>> BEGIN

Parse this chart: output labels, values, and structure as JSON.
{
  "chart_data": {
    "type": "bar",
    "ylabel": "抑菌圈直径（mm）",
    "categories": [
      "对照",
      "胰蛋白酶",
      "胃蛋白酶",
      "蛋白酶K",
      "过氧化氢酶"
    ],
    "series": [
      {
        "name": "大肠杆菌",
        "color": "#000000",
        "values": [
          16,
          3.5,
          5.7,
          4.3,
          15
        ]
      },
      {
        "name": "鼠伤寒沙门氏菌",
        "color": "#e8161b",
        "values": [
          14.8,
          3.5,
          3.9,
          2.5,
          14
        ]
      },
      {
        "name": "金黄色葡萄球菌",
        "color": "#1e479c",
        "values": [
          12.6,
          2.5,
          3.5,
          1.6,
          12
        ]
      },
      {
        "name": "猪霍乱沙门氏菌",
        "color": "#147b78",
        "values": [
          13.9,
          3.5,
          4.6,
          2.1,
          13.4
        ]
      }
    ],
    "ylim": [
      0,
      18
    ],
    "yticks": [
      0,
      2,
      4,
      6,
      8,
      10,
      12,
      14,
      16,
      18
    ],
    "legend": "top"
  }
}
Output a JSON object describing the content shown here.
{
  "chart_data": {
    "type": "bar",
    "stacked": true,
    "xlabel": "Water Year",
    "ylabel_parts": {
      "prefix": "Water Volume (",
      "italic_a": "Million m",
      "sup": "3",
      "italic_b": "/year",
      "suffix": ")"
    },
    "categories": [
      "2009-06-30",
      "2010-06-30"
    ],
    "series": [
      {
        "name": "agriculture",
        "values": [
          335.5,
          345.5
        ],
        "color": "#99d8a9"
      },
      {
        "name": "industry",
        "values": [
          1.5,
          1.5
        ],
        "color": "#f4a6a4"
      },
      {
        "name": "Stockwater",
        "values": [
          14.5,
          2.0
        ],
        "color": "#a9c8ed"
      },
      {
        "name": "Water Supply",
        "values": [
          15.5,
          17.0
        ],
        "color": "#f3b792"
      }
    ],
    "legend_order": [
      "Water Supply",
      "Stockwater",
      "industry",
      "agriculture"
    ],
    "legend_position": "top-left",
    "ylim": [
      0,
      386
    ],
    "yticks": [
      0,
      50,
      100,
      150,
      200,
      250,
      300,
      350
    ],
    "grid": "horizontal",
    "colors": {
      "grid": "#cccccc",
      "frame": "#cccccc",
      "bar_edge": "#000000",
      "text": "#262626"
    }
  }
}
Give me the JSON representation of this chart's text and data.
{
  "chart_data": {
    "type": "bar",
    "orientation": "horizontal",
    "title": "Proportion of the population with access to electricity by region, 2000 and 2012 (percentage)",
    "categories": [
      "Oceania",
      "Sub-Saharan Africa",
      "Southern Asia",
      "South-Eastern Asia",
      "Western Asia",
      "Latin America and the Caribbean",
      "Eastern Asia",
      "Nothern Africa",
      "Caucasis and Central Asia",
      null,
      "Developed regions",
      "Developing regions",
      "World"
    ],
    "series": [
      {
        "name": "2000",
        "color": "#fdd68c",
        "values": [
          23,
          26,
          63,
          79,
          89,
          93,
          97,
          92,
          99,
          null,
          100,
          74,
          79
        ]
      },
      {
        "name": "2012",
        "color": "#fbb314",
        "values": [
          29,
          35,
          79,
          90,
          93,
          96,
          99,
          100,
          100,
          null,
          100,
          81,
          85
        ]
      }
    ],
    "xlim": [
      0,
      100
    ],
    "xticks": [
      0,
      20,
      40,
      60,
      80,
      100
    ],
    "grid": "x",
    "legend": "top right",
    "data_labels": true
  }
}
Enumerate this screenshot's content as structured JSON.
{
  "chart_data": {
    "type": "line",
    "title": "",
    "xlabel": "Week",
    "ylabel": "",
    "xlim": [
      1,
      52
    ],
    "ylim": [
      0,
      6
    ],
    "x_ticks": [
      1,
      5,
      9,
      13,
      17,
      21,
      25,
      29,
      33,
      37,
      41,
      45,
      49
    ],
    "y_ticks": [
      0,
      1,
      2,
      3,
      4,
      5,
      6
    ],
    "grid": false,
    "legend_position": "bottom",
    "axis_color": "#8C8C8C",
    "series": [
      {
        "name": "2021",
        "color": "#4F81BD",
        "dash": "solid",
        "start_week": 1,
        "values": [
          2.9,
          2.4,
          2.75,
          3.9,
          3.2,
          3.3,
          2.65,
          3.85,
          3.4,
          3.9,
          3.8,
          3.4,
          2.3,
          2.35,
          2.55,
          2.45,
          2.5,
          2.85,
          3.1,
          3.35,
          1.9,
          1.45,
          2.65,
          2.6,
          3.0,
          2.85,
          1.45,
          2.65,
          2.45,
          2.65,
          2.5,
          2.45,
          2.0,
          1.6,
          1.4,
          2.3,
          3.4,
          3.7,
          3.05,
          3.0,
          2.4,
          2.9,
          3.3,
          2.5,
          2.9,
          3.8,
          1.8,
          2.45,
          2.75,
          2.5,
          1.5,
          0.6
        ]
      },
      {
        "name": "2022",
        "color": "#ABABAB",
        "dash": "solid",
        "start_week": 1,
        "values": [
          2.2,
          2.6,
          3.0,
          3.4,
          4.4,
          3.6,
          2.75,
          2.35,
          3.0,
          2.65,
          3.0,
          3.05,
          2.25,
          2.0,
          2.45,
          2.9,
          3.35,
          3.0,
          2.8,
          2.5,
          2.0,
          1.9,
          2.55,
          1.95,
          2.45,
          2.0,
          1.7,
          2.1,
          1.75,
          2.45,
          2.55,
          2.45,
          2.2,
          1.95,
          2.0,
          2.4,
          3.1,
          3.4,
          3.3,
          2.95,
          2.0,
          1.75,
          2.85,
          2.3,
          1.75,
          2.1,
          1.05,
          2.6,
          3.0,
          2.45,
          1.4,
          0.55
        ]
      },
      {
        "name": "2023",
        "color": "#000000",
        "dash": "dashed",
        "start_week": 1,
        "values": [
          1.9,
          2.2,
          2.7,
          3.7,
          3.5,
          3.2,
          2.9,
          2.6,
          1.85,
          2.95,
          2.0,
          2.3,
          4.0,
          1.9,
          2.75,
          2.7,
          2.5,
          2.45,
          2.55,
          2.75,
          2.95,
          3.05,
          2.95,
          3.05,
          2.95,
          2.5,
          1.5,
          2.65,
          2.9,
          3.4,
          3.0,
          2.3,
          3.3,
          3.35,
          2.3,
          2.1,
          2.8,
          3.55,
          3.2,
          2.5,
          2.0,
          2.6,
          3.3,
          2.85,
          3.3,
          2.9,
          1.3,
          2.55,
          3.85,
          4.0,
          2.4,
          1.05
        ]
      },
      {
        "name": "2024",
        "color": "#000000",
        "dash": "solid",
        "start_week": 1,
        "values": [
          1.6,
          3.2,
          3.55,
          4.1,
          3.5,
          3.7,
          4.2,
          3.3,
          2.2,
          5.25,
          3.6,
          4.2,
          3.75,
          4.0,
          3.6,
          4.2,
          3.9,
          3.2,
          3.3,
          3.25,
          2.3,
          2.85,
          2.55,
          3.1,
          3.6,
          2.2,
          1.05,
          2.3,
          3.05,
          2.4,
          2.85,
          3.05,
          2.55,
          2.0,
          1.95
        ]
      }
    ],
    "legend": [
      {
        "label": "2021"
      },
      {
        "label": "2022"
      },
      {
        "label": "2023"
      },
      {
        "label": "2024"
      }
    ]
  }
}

>> END

- _Requirements_: Report only the number of lines in the listing that contain the word "text".

- _Exercise answer_: 2